## SHORT PROBLEM
Identify each line below containing the string "this" and copy it.

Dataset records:

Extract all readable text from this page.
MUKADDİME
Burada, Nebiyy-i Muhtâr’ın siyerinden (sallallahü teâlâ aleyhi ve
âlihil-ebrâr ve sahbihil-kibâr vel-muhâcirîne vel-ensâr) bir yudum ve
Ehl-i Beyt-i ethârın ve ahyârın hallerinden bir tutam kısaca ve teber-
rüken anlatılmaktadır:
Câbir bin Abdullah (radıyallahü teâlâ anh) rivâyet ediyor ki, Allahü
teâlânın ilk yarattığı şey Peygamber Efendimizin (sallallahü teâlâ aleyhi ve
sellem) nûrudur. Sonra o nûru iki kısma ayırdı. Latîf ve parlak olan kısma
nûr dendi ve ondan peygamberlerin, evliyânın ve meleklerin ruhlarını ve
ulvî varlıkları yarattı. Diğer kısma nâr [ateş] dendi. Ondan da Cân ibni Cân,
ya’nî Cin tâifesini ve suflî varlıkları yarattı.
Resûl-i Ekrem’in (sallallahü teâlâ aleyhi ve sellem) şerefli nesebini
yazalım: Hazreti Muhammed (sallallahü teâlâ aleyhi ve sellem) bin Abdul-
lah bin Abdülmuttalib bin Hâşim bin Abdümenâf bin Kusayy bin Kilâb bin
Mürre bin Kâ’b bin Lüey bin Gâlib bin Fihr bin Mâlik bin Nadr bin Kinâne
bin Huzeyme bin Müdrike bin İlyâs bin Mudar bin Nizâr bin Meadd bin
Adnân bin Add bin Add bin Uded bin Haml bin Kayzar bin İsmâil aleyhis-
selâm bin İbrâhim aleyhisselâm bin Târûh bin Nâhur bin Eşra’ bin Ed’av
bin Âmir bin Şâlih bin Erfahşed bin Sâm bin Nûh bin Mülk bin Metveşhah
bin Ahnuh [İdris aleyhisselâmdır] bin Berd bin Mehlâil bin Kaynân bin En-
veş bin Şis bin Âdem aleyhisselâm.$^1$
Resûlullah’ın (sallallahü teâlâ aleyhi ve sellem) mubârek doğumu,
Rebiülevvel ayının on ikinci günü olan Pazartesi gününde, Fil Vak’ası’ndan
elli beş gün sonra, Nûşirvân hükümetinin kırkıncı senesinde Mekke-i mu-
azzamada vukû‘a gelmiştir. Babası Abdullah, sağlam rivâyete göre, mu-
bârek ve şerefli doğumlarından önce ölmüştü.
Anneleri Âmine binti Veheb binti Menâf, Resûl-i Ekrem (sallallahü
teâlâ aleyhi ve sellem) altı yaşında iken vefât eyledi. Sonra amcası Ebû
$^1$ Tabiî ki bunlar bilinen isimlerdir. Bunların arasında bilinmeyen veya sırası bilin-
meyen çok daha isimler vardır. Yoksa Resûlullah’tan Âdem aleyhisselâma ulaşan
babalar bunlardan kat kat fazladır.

==

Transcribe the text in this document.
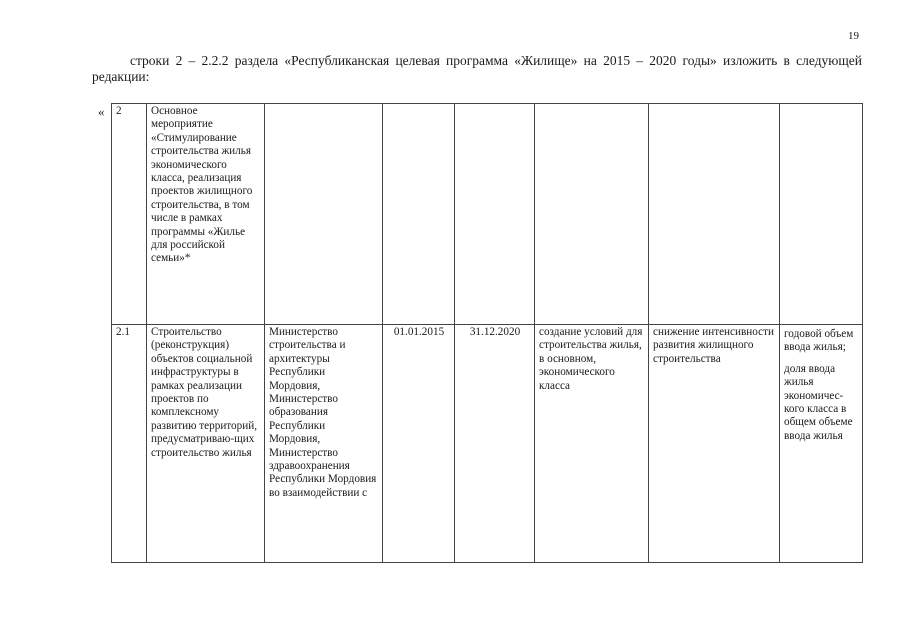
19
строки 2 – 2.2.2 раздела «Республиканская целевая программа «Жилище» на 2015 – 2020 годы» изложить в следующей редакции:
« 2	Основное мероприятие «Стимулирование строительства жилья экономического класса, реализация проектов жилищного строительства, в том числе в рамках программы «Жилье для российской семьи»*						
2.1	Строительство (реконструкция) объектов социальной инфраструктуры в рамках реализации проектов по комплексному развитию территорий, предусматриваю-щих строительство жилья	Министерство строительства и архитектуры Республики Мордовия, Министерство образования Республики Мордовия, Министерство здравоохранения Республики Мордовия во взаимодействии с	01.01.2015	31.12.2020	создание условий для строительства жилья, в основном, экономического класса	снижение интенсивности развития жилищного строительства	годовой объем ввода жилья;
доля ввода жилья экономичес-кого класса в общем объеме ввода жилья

## TASK RESULT
Extract all readable text from this page.
Transcribe the text in this document.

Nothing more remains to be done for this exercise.